*** Extracted text
Changes in consumer behaviour and technology are disrupting traditional modes of operation. To succeed, carmakers, dealers, and other automotive ecosystem companies must adapt quickly to the changing environment, embracing challenges and opportunities by exploiting the power of data.
The current generation of vehicles are software-enabled, data generating, connected devices, opening up opportunities for new (data ) products and services. Automobile data science isn’t just about self-driving cars. Data science and machine learning technologies can help keep carmakers competitive by improving everything from research to design manufacturing to marketing processes.
Automotive industry players have to innovate with data management to get the biggest bang for their buck from the data generated by their vehicles and customers. Acquiring, unifying, and gaining insight from data is a vital part of this innovation process. The Internet of Things and connected systems will have a significant influence on automotive innovation. Recent research says that by 2025, roughly 470 million cars will be collecting data from sensors and making it available online.(PWC report, p9). In addition, research suggests that the availability of connected systems will be vital in winning the Millennial market and retaining its loyalty.(Cars 2025, Goldman Sachs, trend 6 “The Internet of Cars”)
Given these trends, the automotive industry needs to have a data strategy for connected cars. The richest data set for vehicle-specific data is recorded on the CANBUS, and the automakers have the easiest access to that data. This access puts automakers in the best position to decide who can utilise the data and how.
New machine learning solutions are being implemented in the automotive industry each year. In the “Future Automotive Industry Structure — FAST 2030” report, seven trends are mentioned (see figure 1) to shape the automotive vertical by 2030, such as self-driving, connected vehicles, and e-mobility. Most of these trends will have elements of applied machine learning enabling the solutions that predict, recommend and classify.
******
*** Data extract
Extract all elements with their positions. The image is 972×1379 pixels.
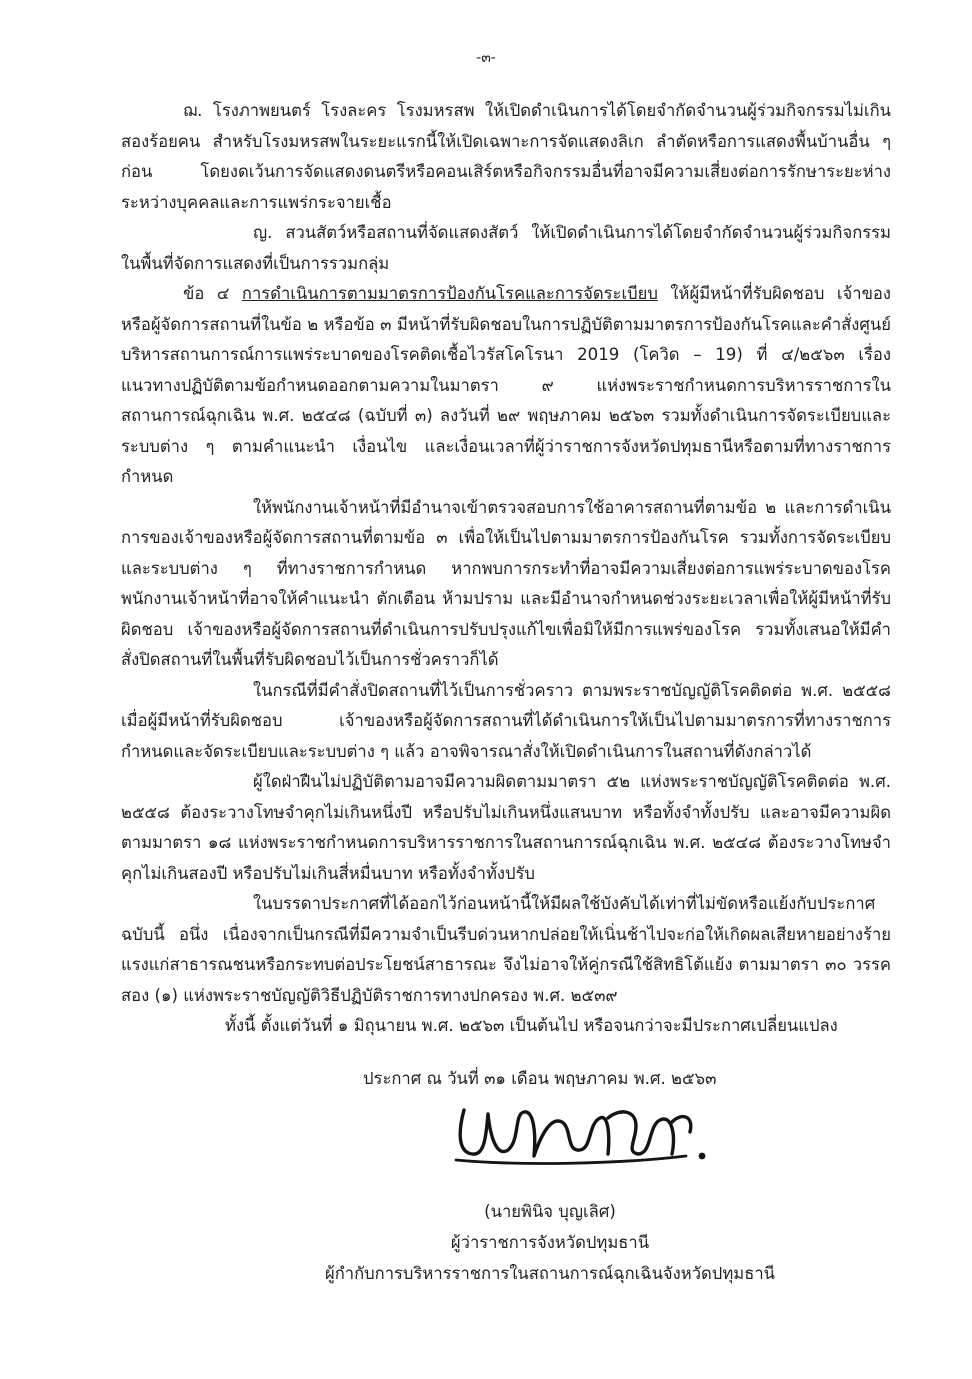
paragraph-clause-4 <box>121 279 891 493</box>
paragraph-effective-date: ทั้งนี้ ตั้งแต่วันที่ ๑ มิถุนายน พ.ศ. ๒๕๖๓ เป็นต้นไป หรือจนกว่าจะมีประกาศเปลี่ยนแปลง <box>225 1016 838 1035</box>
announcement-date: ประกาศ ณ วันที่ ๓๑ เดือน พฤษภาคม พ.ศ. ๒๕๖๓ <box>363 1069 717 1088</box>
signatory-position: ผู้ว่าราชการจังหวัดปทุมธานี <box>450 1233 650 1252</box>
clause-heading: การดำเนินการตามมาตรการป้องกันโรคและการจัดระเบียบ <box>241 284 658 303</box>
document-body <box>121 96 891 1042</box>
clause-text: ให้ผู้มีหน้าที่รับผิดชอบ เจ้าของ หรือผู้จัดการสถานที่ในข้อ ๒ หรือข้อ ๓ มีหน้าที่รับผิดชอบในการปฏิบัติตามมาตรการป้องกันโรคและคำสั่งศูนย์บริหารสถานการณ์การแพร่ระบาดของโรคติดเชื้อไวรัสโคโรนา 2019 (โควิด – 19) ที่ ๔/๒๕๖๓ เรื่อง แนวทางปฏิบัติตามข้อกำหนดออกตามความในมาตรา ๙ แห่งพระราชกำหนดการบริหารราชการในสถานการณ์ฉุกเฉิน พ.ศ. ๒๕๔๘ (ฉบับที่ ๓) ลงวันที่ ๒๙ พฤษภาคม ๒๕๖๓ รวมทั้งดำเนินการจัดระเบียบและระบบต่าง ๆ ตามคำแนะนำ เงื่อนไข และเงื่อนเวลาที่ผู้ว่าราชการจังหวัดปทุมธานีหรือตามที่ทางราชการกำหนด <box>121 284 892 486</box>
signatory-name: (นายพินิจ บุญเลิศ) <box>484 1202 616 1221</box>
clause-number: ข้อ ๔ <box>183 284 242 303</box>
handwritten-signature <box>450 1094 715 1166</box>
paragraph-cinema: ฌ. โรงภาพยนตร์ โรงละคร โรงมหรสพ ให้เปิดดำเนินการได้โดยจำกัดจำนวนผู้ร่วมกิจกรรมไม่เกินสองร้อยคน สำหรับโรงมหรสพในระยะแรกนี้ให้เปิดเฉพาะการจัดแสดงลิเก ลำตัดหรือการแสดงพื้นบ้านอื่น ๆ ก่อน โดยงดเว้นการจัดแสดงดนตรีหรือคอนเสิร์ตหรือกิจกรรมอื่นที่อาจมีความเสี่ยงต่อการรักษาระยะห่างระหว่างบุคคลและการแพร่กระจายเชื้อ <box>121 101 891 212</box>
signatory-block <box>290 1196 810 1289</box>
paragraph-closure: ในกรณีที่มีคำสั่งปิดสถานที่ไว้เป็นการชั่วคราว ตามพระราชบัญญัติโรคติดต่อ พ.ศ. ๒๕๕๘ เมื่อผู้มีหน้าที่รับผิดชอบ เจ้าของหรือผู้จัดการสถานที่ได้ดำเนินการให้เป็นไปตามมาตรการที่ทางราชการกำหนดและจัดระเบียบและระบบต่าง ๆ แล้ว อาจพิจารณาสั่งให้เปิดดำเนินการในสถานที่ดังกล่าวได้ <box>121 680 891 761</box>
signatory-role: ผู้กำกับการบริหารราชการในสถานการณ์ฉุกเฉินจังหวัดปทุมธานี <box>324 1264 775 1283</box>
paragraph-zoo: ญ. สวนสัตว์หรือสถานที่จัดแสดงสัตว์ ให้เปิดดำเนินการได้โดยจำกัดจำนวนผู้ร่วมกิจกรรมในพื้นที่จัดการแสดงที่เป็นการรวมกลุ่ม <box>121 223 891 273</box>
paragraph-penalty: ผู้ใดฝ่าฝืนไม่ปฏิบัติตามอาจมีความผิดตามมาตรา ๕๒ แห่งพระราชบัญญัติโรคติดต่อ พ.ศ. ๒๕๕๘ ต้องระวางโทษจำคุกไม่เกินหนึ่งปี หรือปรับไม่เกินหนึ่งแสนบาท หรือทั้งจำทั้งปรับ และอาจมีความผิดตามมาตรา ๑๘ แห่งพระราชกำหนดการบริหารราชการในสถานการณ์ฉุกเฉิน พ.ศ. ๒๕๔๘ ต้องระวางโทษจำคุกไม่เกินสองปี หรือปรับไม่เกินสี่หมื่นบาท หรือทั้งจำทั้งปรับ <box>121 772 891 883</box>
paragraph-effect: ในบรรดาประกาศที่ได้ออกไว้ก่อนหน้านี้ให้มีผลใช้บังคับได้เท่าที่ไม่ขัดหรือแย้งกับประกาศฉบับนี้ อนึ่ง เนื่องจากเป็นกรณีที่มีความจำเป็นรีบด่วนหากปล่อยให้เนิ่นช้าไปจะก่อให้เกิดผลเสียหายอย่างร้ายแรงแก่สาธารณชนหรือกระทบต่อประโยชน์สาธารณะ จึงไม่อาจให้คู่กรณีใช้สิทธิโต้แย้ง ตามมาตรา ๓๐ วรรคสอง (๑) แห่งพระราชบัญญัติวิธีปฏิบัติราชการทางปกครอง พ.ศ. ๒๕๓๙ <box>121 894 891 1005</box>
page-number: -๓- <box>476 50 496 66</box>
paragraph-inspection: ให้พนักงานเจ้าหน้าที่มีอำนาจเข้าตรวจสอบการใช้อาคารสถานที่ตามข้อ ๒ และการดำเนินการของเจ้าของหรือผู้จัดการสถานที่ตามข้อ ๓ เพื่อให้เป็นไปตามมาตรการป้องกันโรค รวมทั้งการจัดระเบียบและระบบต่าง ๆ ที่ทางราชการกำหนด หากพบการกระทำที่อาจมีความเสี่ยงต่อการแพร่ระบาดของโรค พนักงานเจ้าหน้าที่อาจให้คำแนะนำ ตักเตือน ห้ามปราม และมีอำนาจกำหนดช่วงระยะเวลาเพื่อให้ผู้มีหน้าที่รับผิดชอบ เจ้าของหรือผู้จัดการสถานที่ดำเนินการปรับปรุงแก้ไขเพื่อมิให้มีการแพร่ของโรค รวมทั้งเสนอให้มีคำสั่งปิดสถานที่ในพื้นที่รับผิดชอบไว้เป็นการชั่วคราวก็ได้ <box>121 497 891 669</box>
******
§ **Things to do**
1. Answer these questions from the passage on automotive data, one per line:
(a) By 2025, roughly how many cars will be collecting data from sensors and making it available online?
(b) Where is the richest data set for vehicle-specific data recorded?
(c) How many trends does the "Future Automotive Industry Structure — FAST 2030" report mention?
2. Reproduce word for word everything in the passage on automotive data from "Given these trends, the" down to "recommend and classify.".
3. Carry the passage on automotive data further, beginning right after its last sentence.
These records have nothing to do with the passage on automotive data.

§ **Expected outputs**
1.
(a) Roughly 470 million
(b) On the CANBUS
(c) Seven

2.
Given these trends, the automotive industry needs to have a data strategy for connected cars. The richest data set for vehicle-specific data is recorded on the CANBUS, and the automakers have the easiest access to that data. This access puts automakers in the best position to decide who can utilise the data and how.
New machine learning solutions are being implemented in the automotive industry each year. In the “Future Automotive Industry Structure — FAST 2030” report, seven trends are mentioned (see figure 1) to shape the automotive vertical by 2030, such as self-driving, connected vehicles, and e-mobility. Most of these trends will have elements of applied machine learning enabling the solutions that predict, recommend and classify.

3.
Source: Oliver Wyman analysis from “Future Automotive Industry Structure — FAST 2030” report
To determine the place of machine learning in the automotive industry, we’ve listed some use cases that apply machine learning in products and solutions:
We’re used to cars notifying us with alerts and lights to check-engine or oil. Connected vehicles can do more than that. Machine learning monitors all the sensors detecting potential problems before they occur and drivers can get a prescriptive alert of what is going on with their vehicles.
Autonomous vehicles are a much-discussed topic in the automotive industry. Most manufacturers have announced timelines for introductions of self-driving cars. Providing vehicles with artificial intelligence could make them smart enough to become driverless.
Tesla is in the lead in developing a self-driving car. Waymo by Google has been tested on roads in the US for a while now. A large advantage that AI provides autonomous vehicles is learning and adjusting based on new data. Also, all the data a vehicle collects is available to the rest of the fleet, creating network-effects whereby as more cars collect more data, the AI used for self-driving can become trained to be more accurate. The limiting factor here is the ability to work with increasing volumes of data and develop an AI platform that scales to process massive volumes of data.
As it may still take a while before autonomous vehicles arrive, a more popular AI feature to use now is driver assistance. Mercedes-Benz and others have introduced their driver assistance packages and implement them in their newest vehicles to improve the driver’s experience.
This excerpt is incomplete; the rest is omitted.